Exercise
State only how many lines below include the string "všechny".

--

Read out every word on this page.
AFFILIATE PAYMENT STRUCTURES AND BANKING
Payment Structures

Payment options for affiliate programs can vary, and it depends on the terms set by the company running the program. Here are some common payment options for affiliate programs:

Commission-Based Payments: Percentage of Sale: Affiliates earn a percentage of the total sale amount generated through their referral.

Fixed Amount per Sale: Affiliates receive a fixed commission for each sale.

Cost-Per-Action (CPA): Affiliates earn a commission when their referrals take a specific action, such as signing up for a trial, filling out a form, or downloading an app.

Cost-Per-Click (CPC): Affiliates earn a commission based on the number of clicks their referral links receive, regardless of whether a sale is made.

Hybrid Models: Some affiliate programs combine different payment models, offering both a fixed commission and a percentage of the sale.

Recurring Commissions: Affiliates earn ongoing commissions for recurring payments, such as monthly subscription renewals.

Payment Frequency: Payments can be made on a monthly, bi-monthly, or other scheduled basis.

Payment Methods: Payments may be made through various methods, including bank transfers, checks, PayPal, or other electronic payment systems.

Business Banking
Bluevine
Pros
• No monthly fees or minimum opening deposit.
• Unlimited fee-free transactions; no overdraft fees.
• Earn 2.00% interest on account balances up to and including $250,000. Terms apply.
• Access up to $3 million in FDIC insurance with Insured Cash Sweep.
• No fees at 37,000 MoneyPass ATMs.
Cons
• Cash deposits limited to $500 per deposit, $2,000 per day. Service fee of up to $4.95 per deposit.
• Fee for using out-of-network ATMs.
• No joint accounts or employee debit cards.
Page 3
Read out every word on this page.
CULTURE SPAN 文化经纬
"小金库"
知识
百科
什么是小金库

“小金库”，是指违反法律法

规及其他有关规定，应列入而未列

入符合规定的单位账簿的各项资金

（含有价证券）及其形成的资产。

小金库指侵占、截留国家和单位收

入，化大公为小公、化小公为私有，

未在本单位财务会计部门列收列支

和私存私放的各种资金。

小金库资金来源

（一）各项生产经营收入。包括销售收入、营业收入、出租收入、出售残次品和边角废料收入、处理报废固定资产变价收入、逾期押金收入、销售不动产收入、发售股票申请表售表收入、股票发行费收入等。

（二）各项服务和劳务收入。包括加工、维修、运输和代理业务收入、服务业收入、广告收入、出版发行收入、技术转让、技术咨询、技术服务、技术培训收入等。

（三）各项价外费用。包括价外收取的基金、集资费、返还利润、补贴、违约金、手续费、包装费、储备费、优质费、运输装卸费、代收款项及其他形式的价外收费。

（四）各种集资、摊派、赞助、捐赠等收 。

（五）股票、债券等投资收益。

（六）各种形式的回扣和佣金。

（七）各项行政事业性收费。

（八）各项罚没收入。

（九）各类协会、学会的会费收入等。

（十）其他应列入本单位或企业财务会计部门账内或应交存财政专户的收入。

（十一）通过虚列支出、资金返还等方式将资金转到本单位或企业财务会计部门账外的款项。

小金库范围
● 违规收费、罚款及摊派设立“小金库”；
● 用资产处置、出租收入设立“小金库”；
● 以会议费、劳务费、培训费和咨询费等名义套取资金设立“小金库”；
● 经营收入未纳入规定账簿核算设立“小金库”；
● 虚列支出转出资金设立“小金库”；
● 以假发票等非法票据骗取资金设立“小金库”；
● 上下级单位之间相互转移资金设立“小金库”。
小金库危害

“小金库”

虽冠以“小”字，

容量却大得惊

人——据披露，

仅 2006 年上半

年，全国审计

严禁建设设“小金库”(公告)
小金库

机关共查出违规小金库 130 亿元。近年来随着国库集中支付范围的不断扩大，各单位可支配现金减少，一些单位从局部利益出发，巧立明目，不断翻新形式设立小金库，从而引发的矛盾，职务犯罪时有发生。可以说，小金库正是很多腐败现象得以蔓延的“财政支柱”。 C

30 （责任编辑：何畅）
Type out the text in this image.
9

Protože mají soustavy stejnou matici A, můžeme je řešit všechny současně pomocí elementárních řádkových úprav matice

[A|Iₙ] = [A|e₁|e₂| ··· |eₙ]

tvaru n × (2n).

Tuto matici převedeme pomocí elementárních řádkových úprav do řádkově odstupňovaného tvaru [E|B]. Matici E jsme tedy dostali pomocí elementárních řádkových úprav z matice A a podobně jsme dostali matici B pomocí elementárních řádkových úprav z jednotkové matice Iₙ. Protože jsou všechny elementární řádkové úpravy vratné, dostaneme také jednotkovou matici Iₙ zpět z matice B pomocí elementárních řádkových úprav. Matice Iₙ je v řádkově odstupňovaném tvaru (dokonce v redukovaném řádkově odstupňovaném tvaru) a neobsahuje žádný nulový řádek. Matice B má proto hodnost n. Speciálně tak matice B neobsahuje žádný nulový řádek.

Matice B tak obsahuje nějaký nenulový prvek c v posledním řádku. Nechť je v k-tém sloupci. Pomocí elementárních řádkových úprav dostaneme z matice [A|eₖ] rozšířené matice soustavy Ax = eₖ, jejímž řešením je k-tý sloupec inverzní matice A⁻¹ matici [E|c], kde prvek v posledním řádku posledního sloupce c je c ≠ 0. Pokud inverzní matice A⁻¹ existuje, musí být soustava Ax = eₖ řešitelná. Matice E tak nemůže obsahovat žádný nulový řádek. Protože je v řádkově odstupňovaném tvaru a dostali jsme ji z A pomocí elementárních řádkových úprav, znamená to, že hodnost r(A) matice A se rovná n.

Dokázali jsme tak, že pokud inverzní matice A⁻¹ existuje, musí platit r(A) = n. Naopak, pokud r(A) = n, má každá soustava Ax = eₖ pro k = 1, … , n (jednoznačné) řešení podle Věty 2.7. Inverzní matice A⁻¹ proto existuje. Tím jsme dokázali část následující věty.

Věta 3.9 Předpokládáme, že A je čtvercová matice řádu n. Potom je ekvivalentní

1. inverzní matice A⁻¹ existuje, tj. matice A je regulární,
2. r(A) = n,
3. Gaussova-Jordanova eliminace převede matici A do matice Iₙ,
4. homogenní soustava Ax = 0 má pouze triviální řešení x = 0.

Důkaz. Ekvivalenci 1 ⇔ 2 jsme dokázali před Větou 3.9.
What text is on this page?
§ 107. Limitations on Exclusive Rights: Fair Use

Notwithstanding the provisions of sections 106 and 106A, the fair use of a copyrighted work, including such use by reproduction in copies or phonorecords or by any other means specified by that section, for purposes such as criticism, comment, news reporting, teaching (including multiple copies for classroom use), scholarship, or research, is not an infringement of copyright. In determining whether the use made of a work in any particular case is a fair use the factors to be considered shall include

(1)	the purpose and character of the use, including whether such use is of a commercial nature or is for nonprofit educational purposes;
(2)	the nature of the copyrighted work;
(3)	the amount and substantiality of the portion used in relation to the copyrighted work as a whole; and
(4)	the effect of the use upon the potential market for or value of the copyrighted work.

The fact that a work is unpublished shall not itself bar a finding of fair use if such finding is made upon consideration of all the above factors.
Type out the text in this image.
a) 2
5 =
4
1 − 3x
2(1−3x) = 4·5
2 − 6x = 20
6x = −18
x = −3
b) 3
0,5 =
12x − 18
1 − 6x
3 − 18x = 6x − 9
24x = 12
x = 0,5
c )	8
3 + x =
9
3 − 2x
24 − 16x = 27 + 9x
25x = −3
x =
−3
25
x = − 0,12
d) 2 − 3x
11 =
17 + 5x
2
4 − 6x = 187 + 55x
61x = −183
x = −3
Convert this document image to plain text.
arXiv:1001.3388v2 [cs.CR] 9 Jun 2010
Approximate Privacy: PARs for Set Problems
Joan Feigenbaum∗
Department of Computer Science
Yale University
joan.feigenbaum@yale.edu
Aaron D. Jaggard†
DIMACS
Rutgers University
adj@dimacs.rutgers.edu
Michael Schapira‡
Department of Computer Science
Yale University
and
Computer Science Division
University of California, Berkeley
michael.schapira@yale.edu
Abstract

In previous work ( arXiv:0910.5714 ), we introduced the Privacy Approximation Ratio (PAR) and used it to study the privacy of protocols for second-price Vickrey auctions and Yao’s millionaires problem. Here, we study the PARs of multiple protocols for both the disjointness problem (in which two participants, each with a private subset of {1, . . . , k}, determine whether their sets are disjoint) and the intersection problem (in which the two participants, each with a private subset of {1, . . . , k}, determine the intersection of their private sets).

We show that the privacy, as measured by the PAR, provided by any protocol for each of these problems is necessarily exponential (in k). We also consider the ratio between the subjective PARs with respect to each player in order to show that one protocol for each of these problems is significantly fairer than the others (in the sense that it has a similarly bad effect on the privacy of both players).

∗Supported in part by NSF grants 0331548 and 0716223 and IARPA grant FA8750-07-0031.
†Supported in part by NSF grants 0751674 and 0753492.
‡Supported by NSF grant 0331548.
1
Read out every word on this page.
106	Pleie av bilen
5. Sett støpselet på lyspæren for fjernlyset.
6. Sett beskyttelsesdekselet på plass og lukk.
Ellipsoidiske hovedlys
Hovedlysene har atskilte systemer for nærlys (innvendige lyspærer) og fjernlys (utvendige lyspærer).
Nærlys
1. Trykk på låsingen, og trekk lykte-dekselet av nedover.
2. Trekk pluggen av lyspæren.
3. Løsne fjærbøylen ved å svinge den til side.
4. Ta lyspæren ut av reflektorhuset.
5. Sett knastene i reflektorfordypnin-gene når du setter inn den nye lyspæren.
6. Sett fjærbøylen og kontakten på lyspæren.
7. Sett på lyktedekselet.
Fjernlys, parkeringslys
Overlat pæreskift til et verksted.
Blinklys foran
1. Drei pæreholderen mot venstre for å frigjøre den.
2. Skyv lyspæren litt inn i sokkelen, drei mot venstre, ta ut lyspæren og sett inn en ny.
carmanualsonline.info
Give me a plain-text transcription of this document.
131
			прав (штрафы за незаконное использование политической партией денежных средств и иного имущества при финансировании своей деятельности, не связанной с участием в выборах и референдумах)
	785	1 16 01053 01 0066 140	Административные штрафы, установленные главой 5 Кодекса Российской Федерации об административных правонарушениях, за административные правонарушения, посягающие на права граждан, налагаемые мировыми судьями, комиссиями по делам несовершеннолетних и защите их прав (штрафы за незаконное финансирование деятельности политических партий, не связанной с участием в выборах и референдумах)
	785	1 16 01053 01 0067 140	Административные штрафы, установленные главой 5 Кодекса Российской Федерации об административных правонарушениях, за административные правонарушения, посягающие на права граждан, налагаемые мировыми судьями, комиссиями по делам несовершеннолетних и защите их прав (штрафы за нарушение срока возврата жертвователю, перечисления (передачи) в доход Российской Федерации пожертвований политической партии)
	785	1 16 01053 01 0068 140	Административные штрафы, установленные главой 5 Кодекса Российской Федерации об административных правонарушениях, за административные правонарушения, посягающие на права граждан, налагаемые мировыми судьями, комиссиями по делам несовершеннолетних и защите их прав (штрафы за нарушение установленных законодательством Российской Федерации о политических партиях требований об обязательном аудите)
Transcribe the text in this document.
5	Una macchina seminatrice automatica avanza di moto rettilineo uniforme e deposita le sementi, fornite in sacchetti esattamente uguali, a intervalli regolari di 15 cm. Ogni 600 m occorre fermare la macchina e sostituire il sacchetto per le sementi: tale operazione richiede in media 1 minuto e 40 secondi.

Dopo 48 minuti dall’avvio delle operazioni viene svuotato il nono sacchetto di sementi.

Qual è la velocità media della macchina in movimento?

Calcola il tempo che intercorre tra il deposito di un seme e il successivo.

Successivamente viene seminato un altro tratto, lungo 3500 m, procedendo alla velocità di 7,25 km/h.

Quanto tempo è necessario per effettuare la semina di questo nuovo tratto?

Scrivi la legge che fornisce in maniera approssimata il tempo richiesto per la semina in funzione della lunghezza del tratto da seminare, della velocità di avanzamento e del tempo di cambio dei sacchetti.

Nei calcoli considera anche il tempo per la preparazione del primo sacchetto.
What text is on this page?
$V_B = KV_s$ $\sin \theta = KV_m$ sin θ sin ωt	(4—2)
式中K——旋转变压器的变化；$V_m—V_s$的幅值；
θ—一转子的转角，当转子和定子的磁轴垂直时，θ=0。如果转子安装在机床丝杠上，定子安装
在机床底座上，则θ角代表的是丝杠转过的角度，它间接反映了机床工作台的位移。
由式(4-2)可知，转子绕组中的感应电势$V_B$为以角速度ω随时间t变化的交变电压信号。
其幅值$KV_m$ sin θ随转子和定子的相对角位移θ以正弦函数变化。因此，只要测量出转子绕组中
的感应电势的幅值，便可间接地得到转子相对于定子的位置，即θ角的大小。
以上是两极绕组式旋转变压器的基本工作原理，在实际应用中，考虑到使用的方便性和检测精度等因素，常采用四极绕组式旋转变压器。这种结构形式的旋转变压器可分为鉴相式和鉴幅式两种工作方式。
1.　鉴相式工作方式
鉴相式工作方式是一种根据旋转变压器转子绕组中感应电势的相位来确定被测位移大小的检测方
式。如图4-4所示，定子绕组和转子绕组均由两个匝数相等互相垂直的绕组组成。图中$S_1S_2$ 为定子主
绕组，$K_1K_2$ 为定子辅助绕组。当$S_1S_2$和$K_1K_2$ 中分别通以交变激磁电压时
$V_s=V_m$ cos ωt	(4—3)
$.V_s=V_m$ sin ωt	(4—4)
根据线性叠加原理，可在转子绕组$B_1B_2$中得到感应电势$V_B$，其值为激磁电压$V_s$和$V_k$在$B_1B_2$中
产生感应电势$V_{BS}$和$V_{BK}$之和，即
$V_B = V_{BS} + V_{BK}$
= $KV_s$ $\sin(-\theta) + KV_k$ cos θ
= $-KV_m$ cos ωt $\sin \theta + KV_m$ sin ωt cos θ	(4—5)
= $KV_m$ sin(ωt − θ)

--

Solution below
2